#### EXERCISE INSTRUCTIONS
All the entries need to be quoted exactly, apart from the pictures, which you should drop.

#### DATASET RECORDS

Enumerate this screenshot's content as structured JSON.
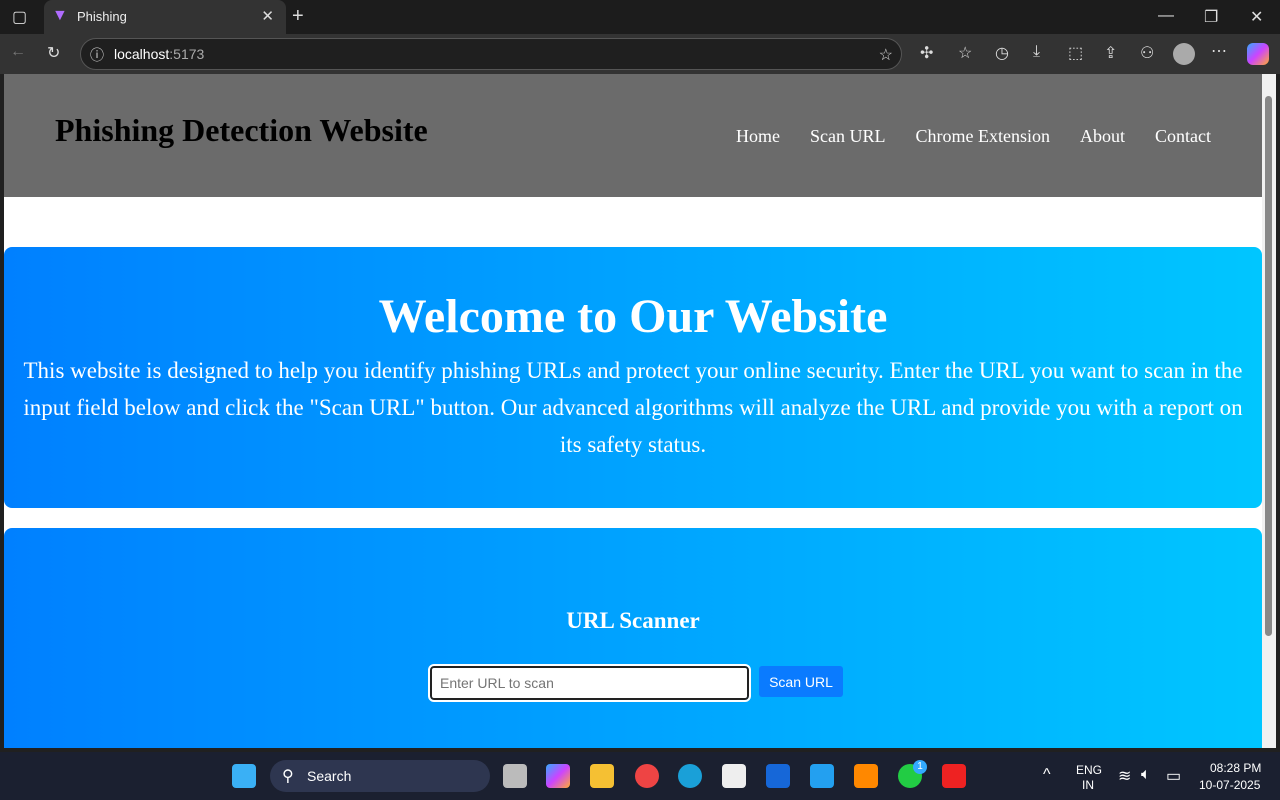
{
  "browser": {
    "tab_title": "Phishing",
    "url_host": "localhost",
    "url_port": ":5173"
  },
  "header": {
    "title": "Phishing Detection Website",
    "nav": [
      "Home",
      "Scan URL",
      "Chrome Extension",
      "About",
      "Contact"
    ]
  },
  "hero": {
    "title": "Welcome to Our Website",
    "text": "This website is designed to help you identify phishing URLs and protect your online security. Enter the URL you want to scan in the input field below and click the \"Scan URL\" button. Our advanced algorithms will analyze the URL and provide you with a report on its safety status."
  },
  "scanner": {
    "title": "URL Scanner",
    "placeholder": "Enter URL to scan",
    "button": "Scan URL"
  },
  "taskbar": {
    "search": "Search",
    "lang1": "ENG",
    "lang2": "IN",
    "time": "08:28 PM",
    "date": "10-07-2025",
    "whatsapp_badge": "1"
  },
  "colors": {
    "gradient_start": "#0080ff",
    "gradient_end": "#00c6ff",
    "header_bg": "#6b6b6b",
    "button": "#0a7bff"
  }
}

#### WORKED SOLUTION
Enumerate this screenshot's content as structured JSON.
{
  "browser": {
    "tab_title": "Phishing",
    "url_host": "localhost",
    "url_port": ":5173"
  },
  "header": {
    "title": "Phishing Detection Website",
    "nav": [
      "Home",
      "Scan URL",
      "Chrome Extension",
      "About",
      "Contact"
    ]
  },
  "hero": {
    "title": "Welcome to Our Website",
    "text": "This website is designed to help you identify phishing URLs and protect your online security. Enter the URL you want to scan in the input field below and click the \"Scan URL\" button. Our advanced algorithms will analyze the URL and provide you with a report on its safety status."
  },
  "scanner": {
    "title": "URL Scanner",
    "placeholder": "Enter URL to scan",
    "button": "Scan URL"
  },
  "taskbar": {
    "search": "Search",
    "lang1": "ENG",
    "lang2": "IN",
    "time": "08:28 PM",
    "date": "10-07-2025",
    "whatsapp_badge": "1"
  },
  "colors": {
    "gradient_start": "#0080ff",
    "gradient_end": "#00c6ff",
    "header_bg": "#6b6b6b",
    "button": "#0a7bff"
  }
}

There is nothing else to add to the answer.